Exercise description → From the entries below, pull out each line where "Señor" appears.

Extracted data entries →
________________________

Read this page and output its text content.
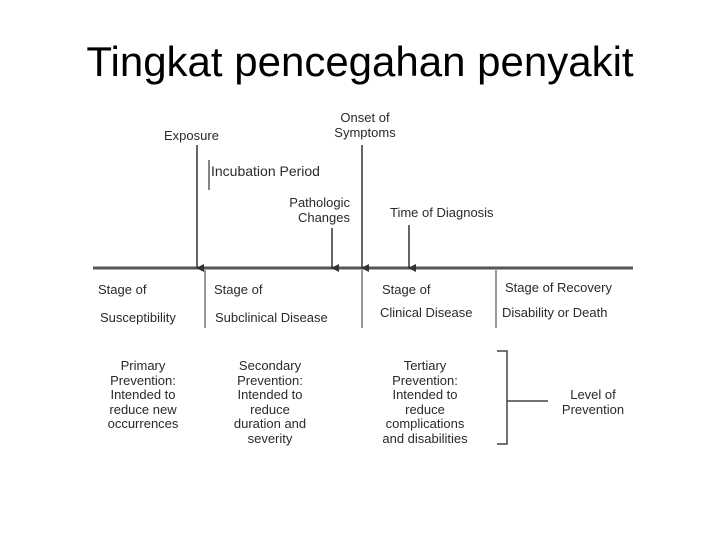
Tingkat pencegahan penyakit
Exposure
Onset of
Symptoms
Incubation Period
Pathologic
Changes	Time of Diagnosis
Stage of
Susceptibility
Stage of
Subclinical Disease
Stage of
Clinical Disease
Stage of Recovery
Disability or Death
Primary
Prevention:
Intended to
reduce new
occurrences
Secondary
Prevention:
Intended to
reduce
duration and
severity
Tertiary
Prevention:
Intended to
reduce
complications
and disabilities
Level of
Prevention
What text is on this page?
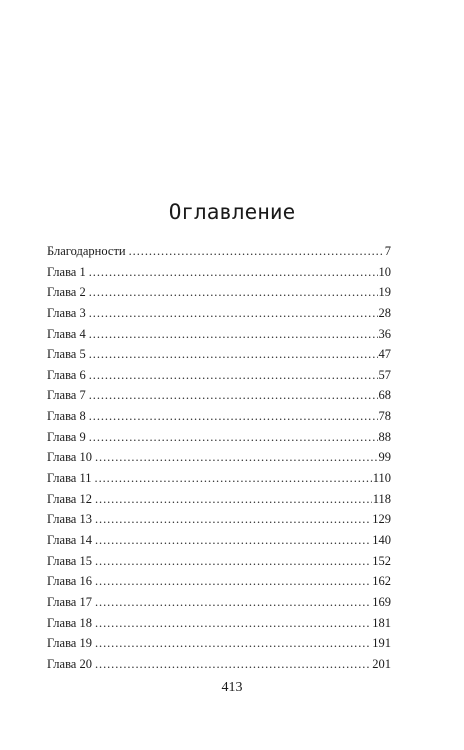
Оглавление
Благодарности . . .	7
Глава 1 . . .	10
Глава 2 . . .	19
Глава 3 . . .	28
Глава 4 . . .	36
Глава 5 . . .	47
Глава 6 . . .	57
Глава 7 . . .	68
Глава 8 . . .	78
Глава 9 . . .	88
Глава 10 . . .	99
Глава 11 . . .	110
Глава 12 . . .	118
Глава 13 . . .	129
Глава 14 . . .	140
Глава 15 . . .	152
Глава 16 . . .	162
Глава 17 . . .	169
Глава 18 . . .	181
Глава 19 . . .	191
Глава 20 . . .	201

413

________________________

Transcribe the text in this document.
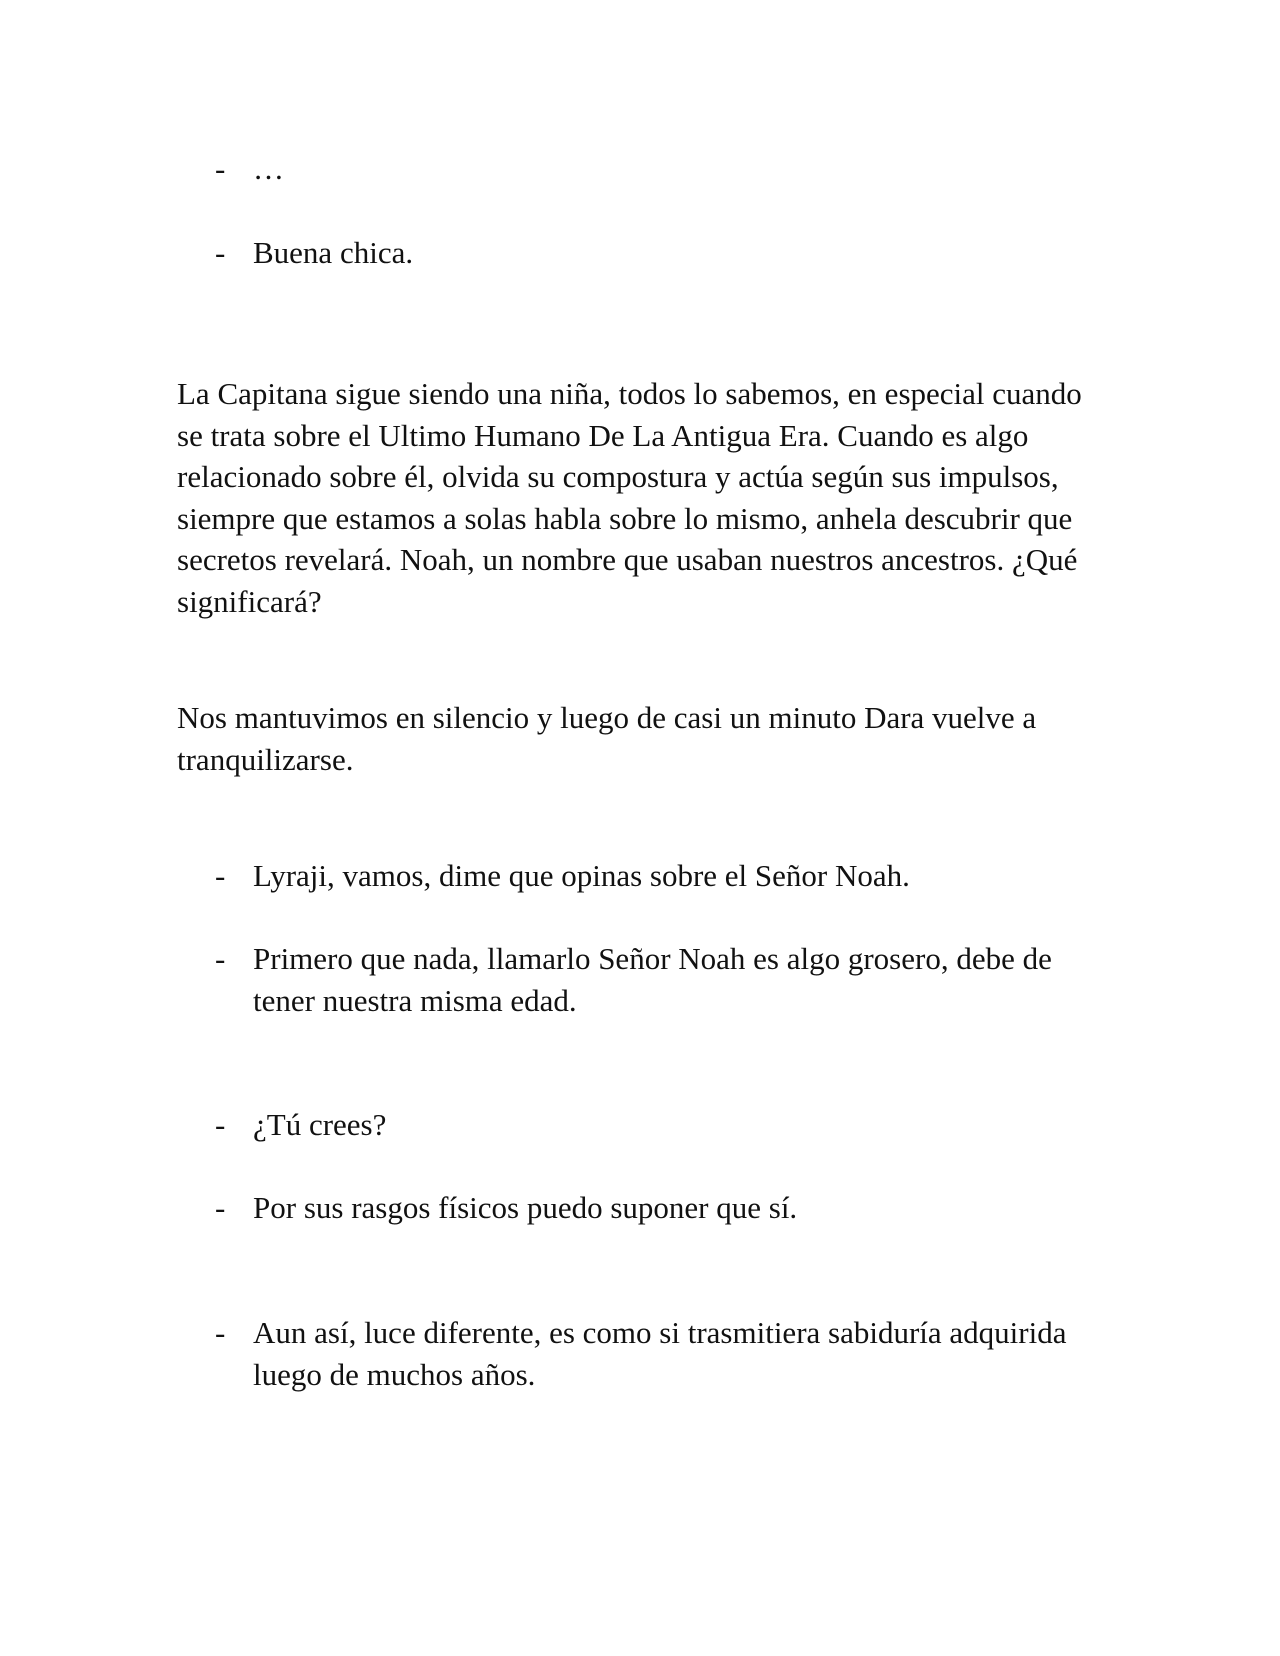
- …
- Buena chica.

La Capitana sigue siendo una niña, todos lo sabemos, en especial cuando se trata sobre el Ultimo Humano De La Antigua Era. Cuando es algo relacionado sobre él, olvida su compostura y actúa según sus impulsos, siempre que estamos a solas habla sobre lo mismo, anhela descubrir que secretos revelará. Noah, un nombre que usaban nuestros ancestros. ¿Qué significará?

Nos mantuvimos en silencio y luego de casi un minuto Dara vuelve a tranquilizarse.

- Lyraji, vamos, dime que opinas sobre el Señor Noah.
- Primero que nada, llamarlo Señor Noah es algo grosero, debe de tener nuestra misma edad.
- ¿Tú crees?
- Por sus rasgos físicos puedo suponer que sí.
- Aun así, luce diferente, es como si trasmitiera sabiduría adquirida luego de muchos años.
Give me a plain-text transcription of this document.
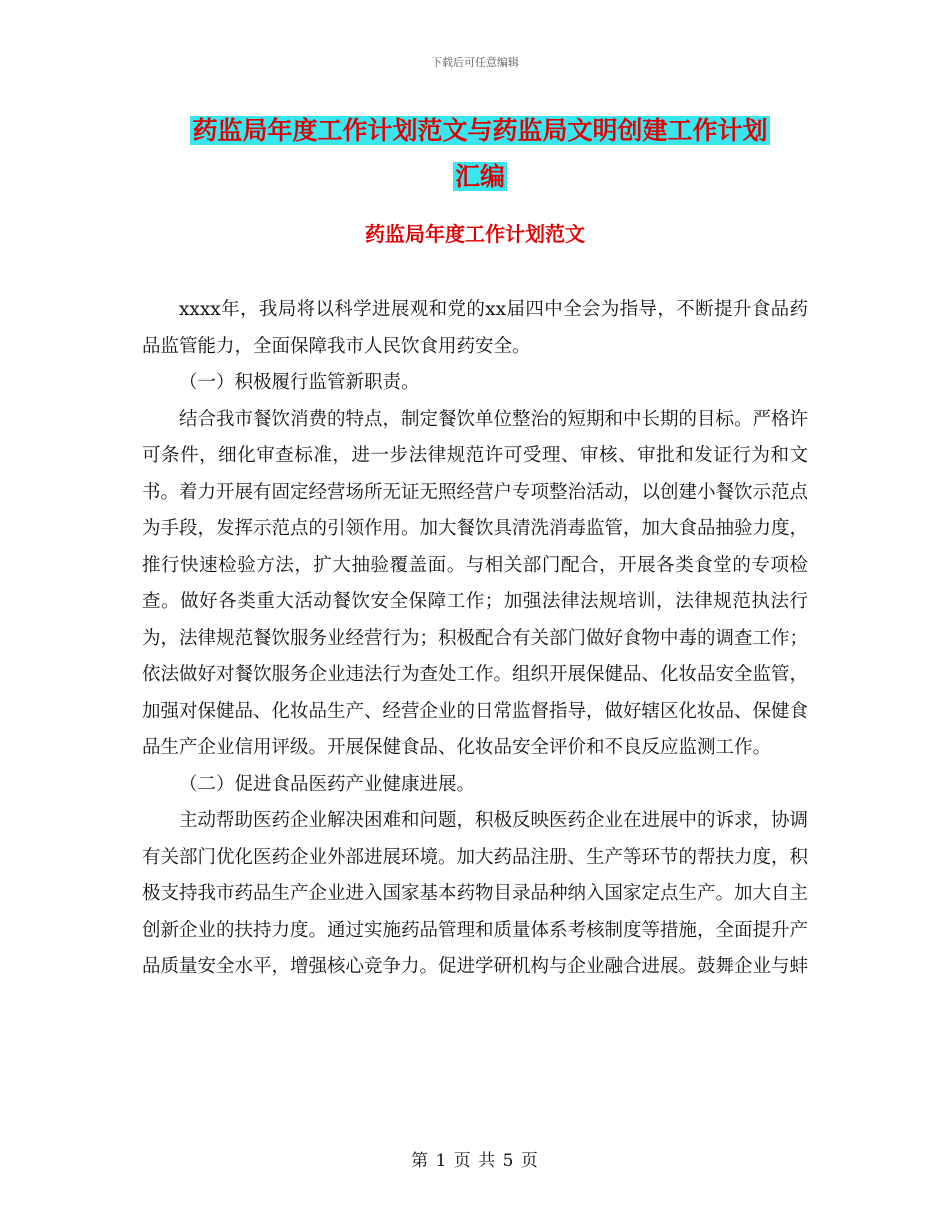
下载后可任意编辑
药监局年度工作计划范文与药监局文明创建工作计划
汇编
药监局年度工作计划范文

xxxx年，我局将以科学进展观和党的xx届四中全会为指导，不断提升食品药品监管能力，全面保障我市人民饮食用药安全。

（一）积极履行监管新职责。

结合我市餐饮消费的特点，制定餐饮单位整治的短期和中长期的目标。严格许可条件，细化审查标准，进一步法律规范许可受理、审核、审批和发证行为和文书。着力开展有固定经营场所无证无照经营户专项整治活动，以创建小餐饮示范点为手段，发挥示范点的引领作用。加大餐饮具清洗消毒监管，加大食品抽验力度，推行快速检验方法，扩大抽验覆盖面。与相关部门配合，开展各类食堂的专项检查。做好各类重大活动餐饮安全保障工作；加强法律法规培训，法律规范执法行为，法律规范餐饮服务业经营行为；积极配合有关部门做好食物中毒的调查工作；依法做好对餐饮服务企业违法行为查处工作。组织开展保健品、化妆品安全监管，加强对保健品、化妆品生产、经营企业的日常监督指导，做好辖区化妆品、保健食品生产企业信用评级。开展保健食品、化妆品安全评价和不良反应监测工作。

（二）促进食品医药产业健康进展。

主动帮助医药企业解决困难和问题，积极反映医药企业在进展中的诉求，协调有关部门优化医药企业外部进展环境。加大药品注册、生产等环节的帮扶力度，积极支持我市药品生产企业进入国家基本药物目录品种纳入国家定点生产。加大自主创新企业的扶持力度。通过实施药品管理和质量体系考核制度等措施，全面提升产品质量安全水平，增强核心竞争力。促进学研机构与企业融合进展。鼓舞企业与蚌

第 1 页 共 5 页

________________________

Complete output →
- Lyraji, vamos, dime que opinas sobre el Señor Noah.
- Primero que nada, llamarlo Señor Noah es algo grosero, debe de tener nuestra misma edad.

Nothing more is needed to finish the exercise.